(A block of data)
________________________
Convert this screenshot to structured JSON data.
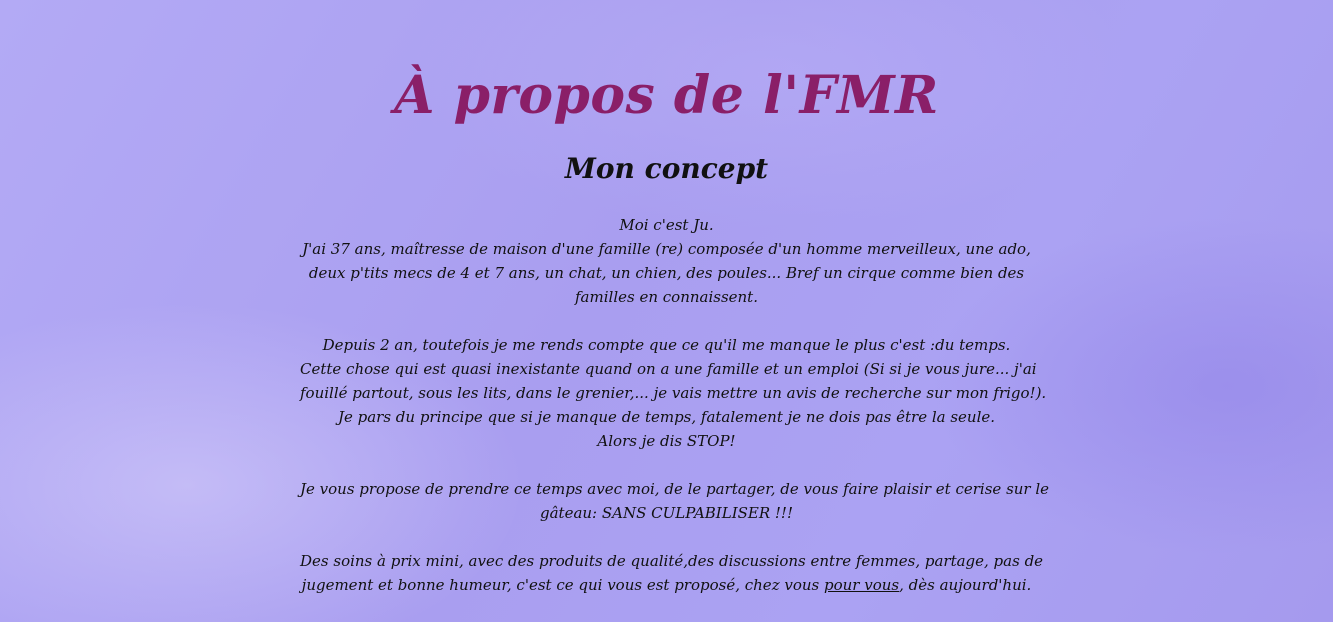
{
  "page": {
    "title": "À propos de l'FMR",
    "subtitle": "Mon concept"
  },
  "content": {
    "p1": [
      "Moi c'est Ju.",
      "J'ai 37 ans, maîtresse de maison d'une famille (re) composée d'un homme merveilleux, une ado,",
      "deux p'tits mecs de 4 et 7 ans, un chat, un chien, des poules... Bref un cirque comme bien des",
      "familles en connaissent."
    ],
    "p2": [
      "Depuis 2 an, toutefois je me rends compte que ce qu'il me manque le plus c'est :du temps.",
      "Cette chose qui est quasi inexistante quand on a une famille et un emploi (Si si je vous jure... j'ai",
      "fouillé partout, sous les lits, dans le grenier,... je vais mettre un avis de recherche sur mon frigo!).",
      "Je pars du principe que si je manque de temps, fatalement je ne dois pas être la seule.",
      "Alors je dis STOP!"
    ],
    "p3": [
      "Je vous propose de prendre ce temps avec moi, de le partager, de vous faire plaisir et cerise sur le",
      "gâteau: SANS CULPABILISER !!!"
    ],
    "p4": {
      "line1": "Des soins à prix mini, avec des produits de qualité,des discussions entre femmes, partage, pas de",
      "line2_before": "jugement et bonne humeur, c'est ce qui vous est proposé, chez vous ",
      "line2_underlined": "pour vous",
      "line2_after": ", dès aujourd'hui."
    }
  },
  "colors": {
    "background": "#ada3f2",
    "title": "#8a1f68",
    "text": "#111111"
  }
}
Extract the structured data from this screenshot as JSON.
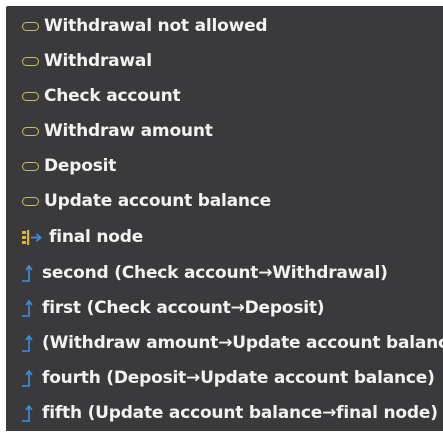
{
  "states": [
    {
      "label": "Withdrawal not allowed",
      "icon": "state-oval-icon"
    },
    {
      "label": "Withdrawal",
      "icon": "state-oval-icon"
    },
    {
      "label": "Check account",
      "icon": "state-oval-icon"
    },
    {
      "label": "Withdraw amount",
      "icon": "state-oval-icon"
    },
    {
      "label": "Deposit",
      "icon": "state-oval-icon"
    },
    {
      "label": "Update account balance",
      "icon": "state-oval-icon"
    }
  ],
  "final_node": {
    "label": "final node",
    "icon": "final-node-icon"
  },
  "transitions": [
    {
      "label": "second (Check account→Withdrawal)",
      "icon": "transition-arrow-icon"
    },
    {
      "label": "first (Check account→Deposit)",
      "icon": "transition-arrow-icon"
    },
    {
      "label": "(Withdraw amount→Update account balance)",
      "icon": "transition-arrow-icon"
    },
    {
      "label": "fourth (Deposit→Update account balance)",
      "icon": "transition-arrow-icon"
    },
    {
      "label": "fifth (Update account balance→final node)",
      "icon": "transition-arrow-icon"
    }
  ],
  "colors": {
    "background": "#3a3a3c",
    "text": "#f2f2f2",
    "state_icon": "#c8c060",
    "final_icon": "#d6b83a",
    "transition_icon": "#3c8ee0"
  }
}
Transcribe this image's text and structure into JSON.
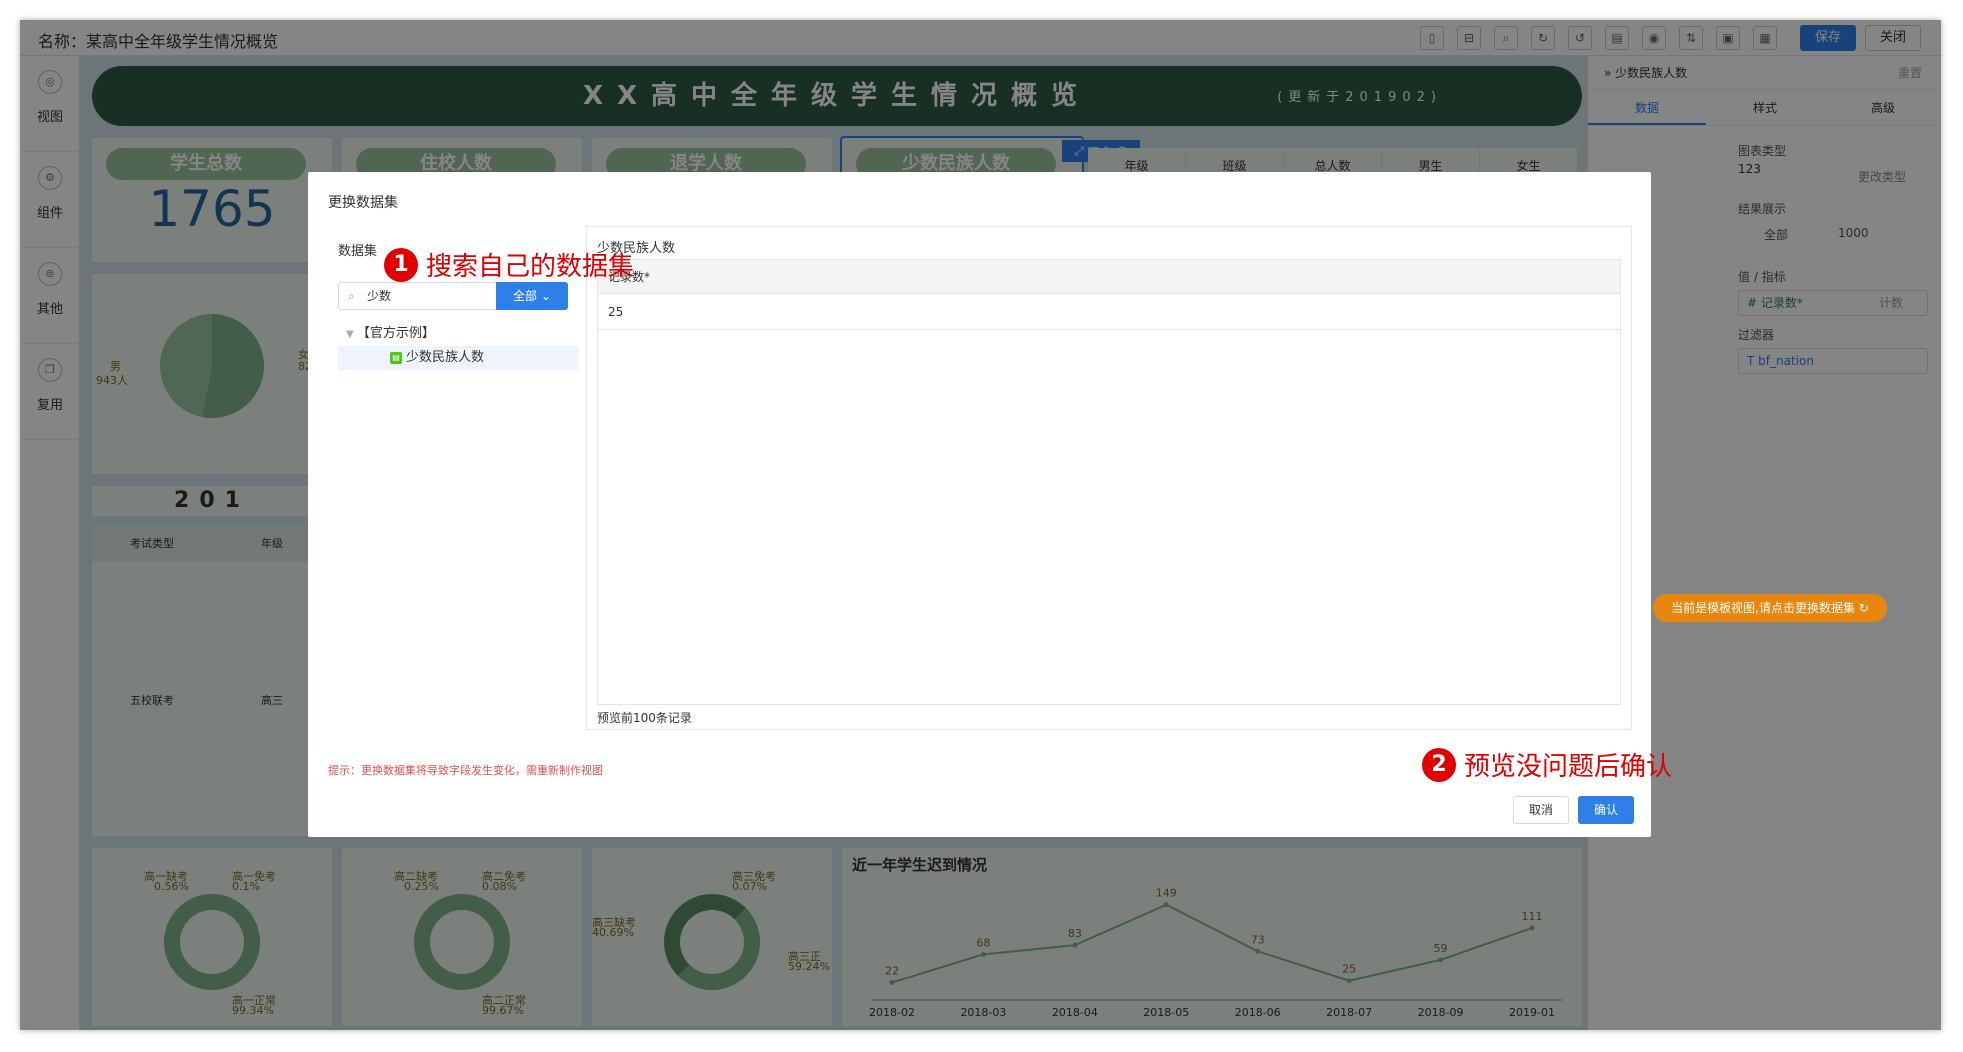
{
  "app": {
    "name_label": "名称：某高中全年级学生情况概览",
    "save_label": "保存",
    "close_label": "关闭",
    "toolbar_icons": [
      "mobile-icon",
      "layout-icon",
      "search-icon",
      "refresh-icon",
      "undo-icon",
      "file-icon",
      "eye-icon",
      "share-icon",
      "image-icon",
      "grid-icon"
    ]
  },
  "leftnav": [
    {
      "label": "视图",
      "icon": "view-icon"
    },
    {
      "label": "组件",
      "icon": "component-icon"
    },
    {
      "label": "其他",
      "icon": "other-icon"
    },
    {
      "label": "复用",
      "icon": "reuse-icon"
    }
  ],
  "dashboard": {
    "title": "XX高中全年级学生情况概览",
    "updated": "(更新于201902)",
    "kpis": [
      "学生总数",
      "住校人数",
      "退学人数",
      "少数民族人数"
    ],
    "total_students": "1765",
    "table_headers": [
      "年级",
      "班级",
      "总人数",
      "男生",
      "女生"
    ],
    "pie_male_label": "男",
    "pie_male_value": "943人",
    "pie_female_label": "女",
    "pie_female_value": "82",
    "year_bar": "201",
    "exam_headers": [
      "考试类型",
      "年级"
    ],
    "exam_row": [
      "五校联考",
      "高三"
    ],
    "donuts": [
      {
        "a_label": "高一缺考",
        "a_value": "0.56%",
        "b_label": "高一免考",
        "b_value": "0.1%",
        "c_label": "高一正常",
        "c_value": "99.34%"
      },
      {
        "a_label": "高二缺考",
        "a_value": "0.25%",
        "b_label": "高二免考",
        "b_value": "0.08%",
        "c_label": "高二正常",
        "c_value": "99.67%"
      },
      {
        "a_label": "高三缺考",
        "a_value": "40.69%",
        "b_label": "高三免考",
        "b_value": "0.07%",
        "c_label": "高三正",
        "c_value": "59.24%"
      }
    ],
    "late_title": "近一年学生迟到情况"
  },
  "chart_data": {
    "type": "line",
    "title": "近一年学生迟到情况",
    "x": [
      "2018-02",
      "2018-03",
      "2018-04",
      "2018-05",
      "2018-06",
      "2018-07",
      "2018-09",
      "2019-01"
    ],
    "values": [
      22,
      68,
      83,
      149,
      73,
      25,
      59,
      111
    ],
    "color": "#7fb28a"
  },
  "right_panel": {
    "breadcrumb": "少数民族人数",
    "reset": "重置",
    "tabs": [
      "数据",
      "样式",
      "高级"
    ],
    "chart_type_label": "图表类型",
    "chart_type_value": "123",
    "change_type": "更改类型",
    "result_label": "结果展示",
    "result_all": "全部",
    "result_value": "1000",
    "value_label": "值 / 指标",
    "value_field": "# 记录数*",
    "value_agg": "计数",
    "filter_label": "过滤器",
    "filter_field": "T bf_nation",
    "template_notice": "当前是模板视图,请点击更换数据集"
  },
  "dialog": {
    "title": "更换数据集",
    "dataset_label": "数据集",
    "search_value": "少数",
    "filter_button": "全部",
    "tree_group": "【官方示例】",
    "tree_item": "少数民族人数",
    "preview_title": "少数民族人数",
    "column_header": "记录数*",
    "cell_value": "25",
    "preview_footer": "预览前100条记录",
    "hint": "提示：更换数据集将导致字段发生变化，需重新制作视图",
    "cancel": "取消",
    "confirm": "确认"
  },
  "annotations": [
    {
      "num": "1",
      "text": "搜索自己的数据集"
    },
    {
      "num": "2",
      "text": "预览没问题后确认"
    }
  ]
}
________________________
Task brief:
From the entries above, list each line with "balance" in it.

Output below:
      "label": "Update account balance",
      "label": "(Withdraw amount→Update account balance)",
      "label": "fourth (Deposit→Update account balance)",
      "label": "fifth (Update account balance→final node)",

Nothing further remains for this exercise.